Collected data entries
══════════

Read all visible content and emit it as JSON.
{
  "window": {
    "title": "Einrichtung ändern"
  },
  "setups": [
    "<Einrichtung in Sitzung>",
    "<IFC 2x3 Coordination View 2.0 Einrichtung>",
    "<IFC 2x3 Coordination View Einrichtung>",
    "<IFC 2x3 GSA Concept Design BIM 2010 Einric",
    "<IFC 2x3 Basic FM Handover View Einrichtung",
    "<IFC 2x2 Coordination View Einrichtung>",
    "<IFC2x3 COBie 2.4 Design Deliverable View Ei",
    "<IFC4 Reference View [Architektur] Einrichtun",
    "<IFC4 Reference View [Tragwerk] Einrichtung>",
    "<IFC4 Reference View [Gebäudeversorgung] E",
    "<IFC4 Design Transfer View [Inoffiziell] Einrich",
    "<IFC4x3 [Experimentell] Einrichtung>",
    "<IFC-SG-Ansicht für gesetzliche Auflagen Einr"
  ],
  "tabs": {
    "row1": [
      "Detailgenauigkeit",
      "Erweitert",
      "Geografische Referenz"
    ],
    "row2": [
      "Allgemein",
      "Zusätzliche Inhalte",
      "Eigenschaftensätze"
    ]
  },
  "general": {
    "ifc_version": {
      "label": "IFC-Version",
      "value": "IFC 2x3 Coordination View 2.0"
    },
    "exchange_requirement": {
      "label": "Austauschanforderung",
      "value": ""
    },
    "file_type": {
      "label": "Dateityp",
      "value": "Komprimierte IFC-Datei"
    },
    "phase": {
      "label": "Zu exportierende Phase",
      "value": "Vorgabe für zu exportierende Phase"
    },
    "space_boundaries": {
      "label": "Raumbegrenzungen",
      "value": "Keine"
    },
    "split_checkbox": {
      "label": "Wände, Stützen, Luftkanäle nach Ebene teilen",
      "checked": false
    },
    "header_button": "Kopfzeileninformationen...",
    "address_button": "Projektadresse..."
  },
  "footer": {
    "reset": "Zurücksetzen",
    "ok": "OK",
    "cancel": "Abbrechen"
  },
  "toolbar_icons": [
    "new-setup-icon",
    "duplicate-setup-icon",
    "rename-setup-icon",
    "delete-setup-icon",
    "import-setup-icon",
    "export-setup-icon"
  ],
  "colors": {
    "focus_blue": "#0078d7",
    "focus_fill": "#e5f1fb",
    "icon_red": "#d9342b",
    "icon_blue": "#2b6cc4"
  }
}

══════════

== CHALLENGE ==
Word for word, write out all of the data above.

== ANSWER FOR THE TASK ==
Read all visible content and emit it as JSON.
{
  "window": {
    "title": "Einrichtung ändern"
  },
  "setups": [
    "<Einrichtung in Sitzung>",
    "<IFC 2x3 Coordination View 2.0 Einrichtung>",
    "<IFC 2x3 Coordination View Einrichtung>",
    "<IFC 2x3 GSA Concept Design BIM 2010 Einric",
    "<IFC 2x3 Basic FM Handover View Einrichtung",
    "<IFC 2x2 Coordination View Einrichtung>",
    "<IFC2x3 COBie 2.4 Design Deliverable View Ei",
    "<IFC4 Reference View [Architektur] Einrichtun",
    "<IFC4 Reference View [Tragwerk] Einrichtung>",
    "<IFC4 Reference View [Gebäudeversorgung] E",
    "<IFC4 Design Transfer View [Inoffiziell] Einrich",
    "<IFC4x3 [Experimentell] Einrichtung>",
    "<IFC-SG-Ansicht für gesetzliche Auflagen Einr"
  ],
  "tabs": {
    "row1": [
      "Detailgenauigkeit",
      "Erweitert",
      "Geografische Referenz"
    ],
    "row2": [
      "Allgemein",
      "Zusätzliche Inhalte",
      "Eigenschaftensätze"
    ]
  },
  "general": {
    "ifc_version": {
      "label": "IFC-Version",
      "value": "IFC 2x3 Coordination View 2.0"
    },
    "exchange_requirement": {
      "label": "Austauschanforderung",
      "value": ""
    },
    "file_type": {
      "label": "Dateityp",
      "value": "Komprimierte IFC-Datei"
    },
    "phase": {
      "label": "Zu exportierende Phase",
      "value": "Vorgabe für zu exportierende Phase"
    },
    "space_boundaries": {
      "label": "Raumbegrenzungen",
      "value": "Keine"
    },
    "split_checkbox": {
      "label": "Wände, Stützen, Luftkanäle nach Ebene teilen",
      "checked": false
    },
    "header_button": "Kopfzeileninformationen...",
    "address_button": "Projektadresse..."
  },
  "footer": {
    "reset": "Zurücksetzen",
    "ok": "OK",
    "cancel": "Abbrechen"
  },
  "toolbar_icons": [
    "new-setup-icon",
    "duplicate-setup-icon",
    "rename-setup-icon",
    "delete-setup-icon",
    "import-setup-icon",
    "export-setup-icon"
  ],
  "colors": {
    "focus_blue": "#0078d7",
    "focus_fill": "#e5f1fb",
    "icon_red": "#d9342b",
    "icon_blue": "#2b6cc4"
  }
}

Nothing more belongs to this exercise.